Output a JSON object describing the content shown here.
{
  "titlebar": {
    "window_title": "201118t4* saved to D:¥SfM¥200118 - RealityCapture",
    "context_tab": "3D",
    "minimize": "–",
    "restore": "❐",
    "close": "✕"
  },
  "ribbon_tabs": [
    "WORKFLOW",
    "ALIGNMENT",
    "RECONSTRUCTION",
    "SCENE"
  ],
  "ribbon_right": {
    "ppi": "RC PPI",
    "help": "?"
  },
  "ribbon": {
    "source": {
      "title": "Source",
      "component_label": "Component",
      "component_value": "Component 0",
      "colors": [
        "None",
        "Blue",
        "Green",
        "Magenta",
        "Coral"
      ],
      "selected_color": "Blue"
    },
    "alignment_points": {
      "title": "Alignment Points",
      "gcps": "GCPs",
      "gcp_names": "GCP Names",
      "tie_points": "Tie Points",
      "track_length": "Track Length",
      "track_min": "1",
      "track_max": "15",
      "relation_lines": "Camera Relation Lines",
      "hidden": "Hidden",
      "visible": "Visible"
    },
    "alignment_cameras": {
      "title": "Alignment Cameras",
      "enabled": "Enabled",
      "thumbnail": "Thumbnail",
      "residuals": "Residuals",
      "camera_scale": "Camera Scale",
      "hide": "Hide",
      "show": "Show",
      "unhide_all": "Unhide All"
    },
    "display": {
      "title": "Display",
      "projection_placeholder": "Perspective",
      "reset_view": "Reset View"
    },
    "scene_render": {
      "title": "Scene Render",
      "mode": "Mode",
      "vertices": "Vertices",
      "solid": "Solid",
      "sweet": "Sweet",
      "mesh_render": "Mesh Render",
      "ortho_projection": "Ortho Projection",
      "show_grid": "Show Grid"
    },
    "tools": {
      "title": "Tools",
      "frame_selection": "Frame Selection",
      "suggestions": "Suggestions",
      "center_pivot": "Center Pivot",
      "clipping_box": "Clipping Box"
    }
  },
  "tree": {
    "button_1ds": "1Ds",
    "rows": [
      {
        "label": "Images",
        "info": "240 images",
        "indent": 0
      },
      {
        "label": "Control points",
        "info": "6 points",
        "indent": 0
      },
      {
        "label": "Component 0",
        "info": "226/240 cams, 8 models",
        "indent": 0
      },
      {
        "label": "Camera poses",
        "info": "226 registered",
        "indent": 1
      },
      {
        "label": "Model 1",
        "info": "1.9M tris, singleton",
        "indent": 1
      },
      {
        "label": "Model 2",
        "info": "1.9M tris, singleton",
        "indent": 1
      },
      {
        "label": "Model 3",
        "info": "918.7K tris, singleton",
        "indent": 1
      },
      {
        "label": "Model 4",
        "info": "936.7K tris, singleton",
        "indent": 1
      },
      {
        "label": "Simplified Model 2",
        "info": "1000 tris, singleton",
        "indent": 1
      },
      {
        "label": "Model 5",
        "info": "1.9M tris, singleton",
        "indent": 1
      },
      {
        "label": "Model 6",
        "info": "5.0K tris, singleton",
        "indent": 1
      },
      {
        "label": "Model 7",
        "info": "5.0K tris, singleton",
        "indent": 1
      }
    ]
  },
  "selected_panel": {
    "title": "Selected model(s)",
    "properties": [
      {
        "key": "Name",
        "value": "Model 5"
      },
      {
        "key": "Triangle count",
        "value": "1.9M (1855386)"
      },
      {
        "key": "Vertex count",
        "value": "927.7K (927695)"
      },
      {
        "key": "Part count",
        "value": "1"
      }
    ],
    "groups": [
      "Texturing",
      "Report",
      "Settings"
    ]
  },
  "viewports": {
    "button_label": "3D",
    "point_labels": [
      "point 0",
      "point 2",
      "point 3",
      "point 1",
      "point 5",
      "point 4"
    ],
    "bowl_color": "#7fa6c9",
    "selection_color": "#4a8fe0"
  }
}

* Prompt
The listing above must be transcribed exactly, line by line.

* Exercise solution
Output a JSON object describing the content shown here.
{
  "titlebar": {
    "window_title": "201118t4* saved to D:¥SfM¥200118 - RealityCapture",
    "context_tab": "3D",
    "minimize": "–",
    "restore": "❐",
    "close": "✕"
  },
  "ribbon_tabs": [
    "WORKFLOW",
    "ALIGNMENT",
    "RECONSTRUCTION",
    "SCENE"
  ],
  "ribbon_right": {
    "ppi": "RC PPI",
    "help": "?"
  },
  "ribbon": {
    "source": {
      "title": "Source",
      "component_label": "Component",
      "component_value": "Component 0",
      "colors": [
        "None",
        "Blue",
        "Green",
        "Magenta",
        "Coral"
      ],
      "selected_color": "Blue"
    },
    "alignment_points": {
      "title": "Alignment Points",
      "gcps": "GCPs",
      "gcp_names": "GCP Names",
      "tie_points": "Tie Points",
      "track_length": "Track Length",
      "track_min": "1",
      "track_max": "15",
      "relation_lines": "Camera Relation Lines",
      "hidden": "Hidden",
      "visible": "Visible"
    },
    "alignment_cameras": {
      "title": "Alignment Cameras",
      "enabled": "Enabled",
      "thumbnail": "Thumbnail",
      "residuals": "Residuals",
      "camera_scale": "Camera Scale",
      "hide": "Hide",
      "show": "Show",
      "unhide_all": "Unhide All"
    },
    "display": {
      "title": "Display",
      "projection_placeholder": "Perspective",
      "reset_view": "Reset View"
    },
    "scene_render": {
      "title": "Scene Render",
      "mode": "Mode",
      "vertices": "Vertices",
      "solid": "Solid",
      "sweet": "Sweet",
      "mesh_render": "Mesh Render",
      "ortho_projection": "Ortho Projection",
      "show_grid": "Show Grid"
    },
    "tools": {
      "title": "Tools",
      "frame_selection": "Frame Selection",
      "suggestions": "Suggestions",
      "center_pivot": "Center Pivot",
      "clipping_box": "Clipping Box"
    }
  },
  "tree": {
    "button_1ds": "1Ds",
    "rows": [
      {
        "label": "Images",
        "info": "240 images",
        "indent": 0
      },
      {
        "label": "Control points",
        "info": "6 points",
        "indent": 0
      },
      {
        "label": "Component 0",
        "info": "226/240 cams, 8 models",
        "indent": 0
      },
      {
        "label": "Camera poses",
        "info": "226 registered",
        "indent": 1
      },
      {
        "label": "Model 1",
        "info": "1.9M tris, singleton",
        "indent": 1
      },
      {
        "label": "Model 2",
        "info": "1.9M tris, singleton",
        "indent": 1
      },
      {
        "label": "Model 3",
        "info": "918.7K tris, singleton",
        "indent": 1
      },
      {
        "label": "Model 4",
        "info": "936.7K tris, singleton",
        "indent": 1
      },
      {
        "label": "Simplified Model 2",
        "info": "1000 tris, singleton",
        "indent": 1
      },
      {
        "label": "Model 5",
        "info": "1.9M tris, singleton",
        "indent": 1
      },
      {
        "label": "Model 6",
        "info": "5.0K tris, singleton",
        "indent": 1
      },
      {
        "label": "Model 7",
        "info": "5.0K tris, singleton",
        "indent": 1
      }
    ]
  },
  "selected_panel": {
    "title": "Selected model(s)",
    "properties": [
      {
        "key": "Name",
        "value": "Model 5"
      },
      {
        "key": "Triangle count",
        "value": "1.9M (1855386)"
      },
      {
        "key": "Vertex count",
        "value": "927.7K (927695)"
      },
      {
        "key": "Part count",
        "value": "1"
      }
    ],
    "groups": [
      "Texturing",
      "Report",
      "Settings"
    ]
  },
  "viewports": {
    "button_label": "3D",
    "point_labels": [
      "point 0",
      "point 2",
      "point 3",
      "point 1",
      "point 5",
      "point 4"
    ],
    "bowl_color": "#7fa6c9",
    "selection_color": "#4a8fe0"
  }
}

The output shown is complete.